(Stored entries)
'''

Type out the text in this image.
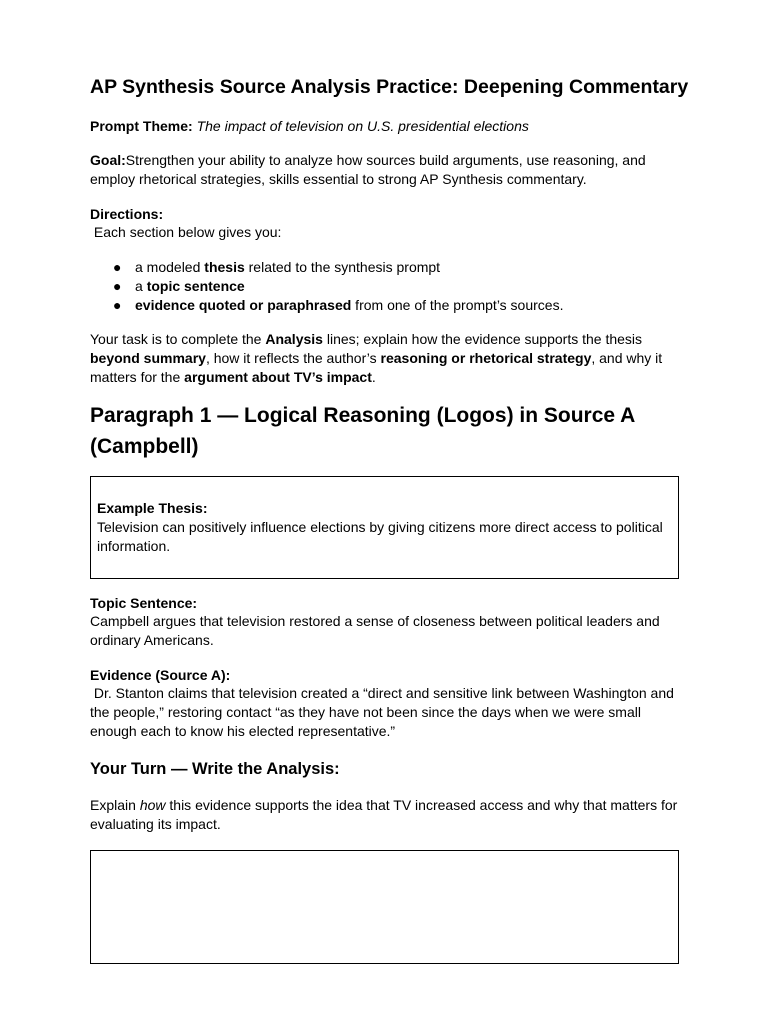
AP Synthesis Source Analysis Practice: Deepening Commentary
Prompt Theme: The impact of television on U.S. presidential elections
Goal:Strengthen your ability to analyze how sources build arguments, use reasoning, and employ rhetorical strategies, skills essential to strong AP Synthesis commentary.
Directions:
Each section below gives you:
● a modeled thesis related to the synthesis prompt
● a topic sentence
● evidence quoted or paraphrased from one of the prompt’s sources.
Your task is to complete the Analysis lines; explain how the evidence supports the thesis beyond summary, how it reflects the author’s reasoning or rhetorical strategy, and why it matters for the argument about TV’s impact.
Paragraph 1 — Logical Reasoning (Logos) in Source A (Campbell)
Example Thesis:
Television can positively influence elections by giving citizens more direct access to political information.
Topic Sentence:
Campbell argues that television restored a sense of closeness between political leaders and ordinary Americans.
Evidence (Source A):
Dr. Stanton claims that television created a “direct and sensitive link between Washington and the people,” restoring contact “as they have not been since the days when we were small enough each to know his elected representative.”
Your Turn — Write the Analysis:
Explain how this evidence supports the idea that TV increased access and why that matters for evaluating its impact.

'''

| WRITTEN PROBLEM |
Find each line holding "supports". Copy it out.

| REPLY |
Your task is to complete the Analysis lines; explain how the evidence supports the thesis beyond summary, how it reflects the author’s reasoning or rhetorical strategy, and why it matters for the argument about TV’s impact.
Explain how this evidence supports the idea that TV increased access and why that matters for evaluating its impact.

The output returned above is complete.